Requirements: Scan the records below. List lines holding "رواية".

::: Data rows :::

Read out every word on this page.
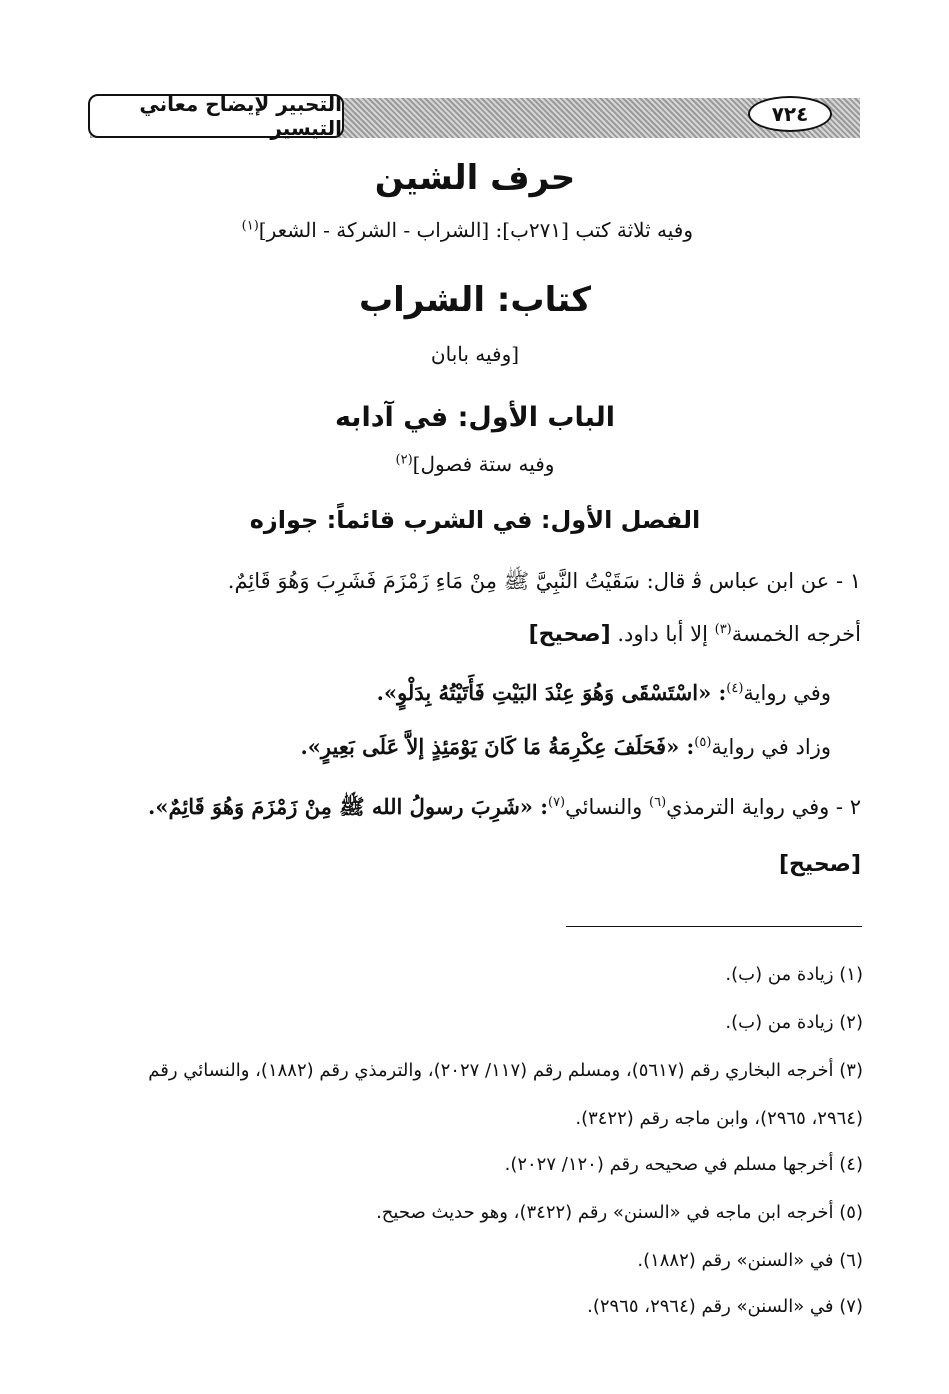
التحبير لإيضاح معاني التيسير
٧٢٤
حرف الشين
وفيه ثلاثة كتب [٢٧١ب]: [الشراب - الشركة - الشعر]$^{(١)}$
كتاب: الشراب
[وفيه بابان
الباب الأول: في آدابه
وفيه ستة فصول]$^{(٢)}$
الفصل الأول: في الشرب قائماً: جوازه
١ - عن ابن عباس ﭬ قال: سَقَيْتُ النَّبِيَّ ﷺ مِنْ مَاءِ زَمْزَمَ فَشَرِبَ وَهُوَ قَائِمٌ.
أخرجه الخمسة$^{(٣)}$ إلا أبا داود. [صحيح]
وفي رواية$^{(٤)}$: «اسْتَسْقَى وَهُوَ عِنْدَ البَيْتِ فَأَتَيْتُهُ بِدَلْوٍ».
وزاد في رواية$^{(٥)}$: «فَحَلَفَ عِكْرِمَةُ مَا كَانَ يَوْمَئِذٍ إلاَّ عَلَى بَعِيرٍ».
٢ - وفي رواية الترمذي$^{(٦)}$ والنسائي$^{(٧)}$: «شَرِبَ رسولُ الله ﷺ مِنْ زَمْزَمَ وَهُوَ قَائِمٌ».
[صحيح]
(١) زيادة من (ب).
(٢) زيادة من (ب).
(٣) أخرجه البخاري رقم (٥٦١٧)، ومسلم رقم (١١٧/ ٢٠٢٧)، والترمذي رقم (١٨٨٢)، والنسائي رقم
(٢٩٦٤، ٢٩٦٥)، وابن ماجه رقم (٣٤٢٢).
(٤) أخرجها مسلم في صحيحه رقم (١٢٠/ ٢٠٢٧).
(٥) أخرجه ابن ماجه في «السنن» رقم (٣٤٢٢)، وهو حديث صحيح.
(٦) في «السنن» رقم (١٨٨٢).
(٧) في «السنن» رقم (٢٩٦٤، ٢٩٦٥).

:::

Task answer:
وفي رواية$^{(٤)}$: «اسْتَسْقَى وَهُوَ عِنْدَ البَيْتِ فَأَتَيْتُهُ بِدَلْوٍ».
وزاد في رواية$^{(٥)}$: «فَحَلَفَ عِكْرِمَةُ مَا كَانَ يَوْمَئِذٍ إلاَّ عَلَى بَعِيرٍ».
٢ - وفي رواية الترمذي$^{(٦)}$ والنسائي$^{(٧)}$: «شَرِبَ رسولُ الله ﷺ مِنْ زَمْزَمَ وَهُوَ قَائِمٌ».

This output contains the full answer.